* **Raw records**:
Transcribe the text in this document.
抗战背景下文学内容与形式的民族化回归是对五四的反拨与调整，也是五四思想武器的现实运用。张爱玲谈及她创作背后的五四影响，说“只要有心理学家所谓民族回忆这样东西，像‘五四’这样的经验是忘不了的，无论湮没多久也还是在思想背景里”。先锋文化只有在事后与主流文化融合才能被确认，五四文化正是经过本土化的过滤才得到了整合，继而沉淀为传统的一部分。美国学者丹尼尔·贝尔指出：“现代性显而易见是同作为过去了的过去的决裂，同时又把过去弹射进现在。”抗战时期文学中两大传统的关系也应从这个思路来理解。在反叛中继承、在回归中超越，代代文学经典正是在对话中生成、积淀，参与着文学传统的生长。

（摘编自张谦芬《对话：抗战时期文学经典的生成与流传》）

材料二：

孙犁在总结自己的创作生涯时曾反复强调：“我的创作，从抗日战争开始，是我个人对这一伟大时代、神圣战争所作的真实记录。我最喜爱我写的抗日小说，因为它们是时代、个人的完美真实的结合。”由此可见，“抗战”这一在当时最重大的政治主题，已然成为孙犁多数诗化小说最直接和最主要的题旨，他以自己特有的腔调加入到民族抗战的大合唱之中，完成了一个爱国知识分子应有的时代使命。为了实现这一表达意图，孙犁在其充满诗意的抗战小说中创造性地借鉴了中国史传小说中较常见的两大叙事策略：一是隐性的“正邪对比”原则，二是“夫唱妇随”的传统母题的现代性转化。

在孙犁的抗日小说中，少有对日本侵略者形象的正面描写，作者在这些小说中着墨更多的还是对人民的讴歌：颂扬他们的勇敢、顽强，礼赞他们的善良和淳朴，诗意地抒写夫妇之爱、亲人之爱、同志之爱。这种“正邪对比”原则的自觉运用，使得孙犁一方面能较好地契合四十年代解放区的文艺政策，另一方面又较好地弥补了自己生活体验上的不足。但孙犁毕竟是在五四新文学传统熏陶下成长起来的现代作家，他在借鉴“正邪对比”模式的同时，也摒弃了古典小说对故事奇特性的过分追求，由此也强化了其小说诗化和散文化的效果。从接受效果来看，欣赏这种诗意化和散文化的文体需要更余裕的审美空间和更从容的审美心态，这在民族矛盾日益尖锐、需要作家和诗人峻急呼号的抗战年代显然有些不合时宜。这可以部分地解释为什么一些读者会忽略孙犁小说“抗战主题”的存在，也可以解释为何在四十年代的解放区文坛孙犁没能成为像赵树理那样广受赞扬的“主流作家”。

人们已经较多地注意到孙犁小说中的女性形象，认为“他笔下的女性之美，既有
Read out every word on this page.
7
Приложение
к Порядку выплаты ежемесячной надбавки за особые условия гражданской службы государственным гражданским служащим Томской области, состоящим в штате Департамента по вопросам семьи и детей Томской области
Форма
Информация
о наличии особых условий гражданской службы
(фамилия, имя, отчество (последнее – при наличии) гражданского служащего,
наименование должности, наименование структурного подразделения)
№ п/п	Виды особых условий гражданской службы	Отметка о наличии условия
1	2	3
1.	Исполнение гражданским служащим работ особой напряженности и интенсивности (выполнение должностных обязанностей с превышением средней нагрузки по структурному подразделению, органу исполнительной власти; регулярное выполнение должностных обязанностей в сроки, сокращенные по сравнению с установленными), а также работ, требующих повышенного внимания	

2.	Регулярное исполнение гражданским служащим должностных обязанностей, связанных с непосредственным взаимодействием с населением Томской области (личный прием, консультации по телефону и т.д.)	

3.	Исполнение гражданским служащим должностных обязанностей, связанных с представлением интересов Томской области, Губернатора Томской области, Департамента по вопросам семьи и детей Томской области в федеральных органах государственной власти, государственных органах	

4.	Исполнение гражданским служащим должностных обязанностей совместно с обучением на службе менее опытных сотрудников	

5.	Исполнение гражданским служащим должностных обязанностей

* **Request**: Pull out each record as written and restate it exactly.

* **Result of the task**:
Transcribe the text in this document.
抗战背景下文学内容与形式的民族化回归是对五四的反拨与调整，也是五四思想武器的现实运用。张爱玲谈及她创作背后的五四影响，说“只要有心理学家所谓民族回忆这样东西，像‘五四’这样的经验是忘不了的，无论湮没多久也还是在思想背景里”。先锋文化只有在事后与主流文化融合才能被确认，五四文化正是经过本土化的过滤才得到了整合，继而沉淀为传统的一部分。美国学者丹尼尔·贝尔指出：“现代性显而易见是同作为过去了的过去的决裂，同时又把过去弹射进现在。”抗战时期文学中两大传统的关系也应从这个思路来理解。在反叛中继承、在回归中超越，代代文学经典正是在对话中生成、积淀，参与着文学传统的生长。

（摘编自张谦芬《对话：抗战时期文学经典的生成与流传》）

材料二：

孙犁在总结自己的创作生涯时曾反复强调：“我的创作，从抗日战争开始，是我个人对这一伟大时代、神圣战争所作的真实记录。我最喜爱我写的抗日小说，因为它们是时代、个人的完美真实的结合。”由此可见，“抗战”这一在当时最重大的政治主题，已然成为孙犁多数诗化小说最直接和最主要的题旨，他以自己特有的腔调加入到民族抗战的大合唱之中，完成了一个爱国知识分子应有的时代使命。为了实现这一表达意图，孙犁在其充满诗意的抗战小说中创造性地借鉴了中国史传小说中较常见的两大叙事策略：一是隐性的“正邪对比”原则，二是“夫唱妇随”的传统母题的现代性转化。

在孙犁的抗日小说中，少有对日本侵略者形象的正面描写，作者在这些小说中着墨更多的还是对人民的讴歌：颂扬他们的勇敢、顽强，礼赞他们的善良和淳朴，诗意地抒写夫妇之爱、亲人之爱、同志之爱。这种“正邪对比”原则的自觉运用，使得孙犁一方面能较好地契合四十年代解放区的文艺政策，另一方面又较好地弥补了自己生活体验上的不足。但孙犁毕竟是在五四新文学传统熏陶下成长起来的现代作家，他在借鉴“正邪对比”模式的同时，也摒弃了古典小说对故事奇特性的过分追求，由此也强化了其小说诗化和散文化的效果。从接受效果来看，欣赏这种诗意化和散文化的文体需要更余裕的审美空间和更从容的审美心态，这在民族矛盾日益尖锐、需要作家和诗人峻急呼号的抗战年代显然有些不合时宜。这可以部分地解释为什么一些读者会忽略孙犁小说“抗战主题”的存在，也可以解释为何在四十年代的解放区文坛孙犁没能成为像赵树理那样广受赞扬的“主流作家”。

人们已经较多地注意到孙犁小说中的女性形象，认为“他笔下的女性之美，既有
Read out every word on this page.
7
Приложение
к Порядку выплаты ежемесячной надбавки за особые условия гражданской службы государственным гражданским служащим Томской области, состоящим в штате Департамента по вопросам семьи и детей Томской области
Форма
Информация
о наличии особых условий гражданской службы
(фамилия, имя, отчество (последнее – при наличии) гражданского служащего,
наименование должности, наименование структурного подразделения)
№ п/п	Виды особых условий гражданской службы	Отметка о наличии условия
1	2	3
1.	Исполнение гражданским служащим работ особой напряженности и интенсивности (выполнение должностных обязанностей с превышением средней нагрузки по структурному подразделению, органу исполнительной власти; регулярное выполнение должностных обязанностей в сроки, сокращенные по сравнению с установленными), а также работ, требующих повышенного внимания	

2.	Регулярное исполнение гражданским служащим должностных обязанностей, связанных с непосредственным взаимодействием с населением Томской области (личный прием, консультации по телефону и т.д.)	

3.	Исполнение гражданским служащим должностных обязанностей, связанных с представлением интересов Томской области, Губернатора Томской области, Департамента по вопросам семьи и детей Томской области в федеральных органах государственной власти, государственных органах	

4.	Исполнение гражданским служащим должностных обязанностей совместно с обучением на службе менее опытных сотрудников	

5.	Исполнение гражданским служащим должностных обязанностей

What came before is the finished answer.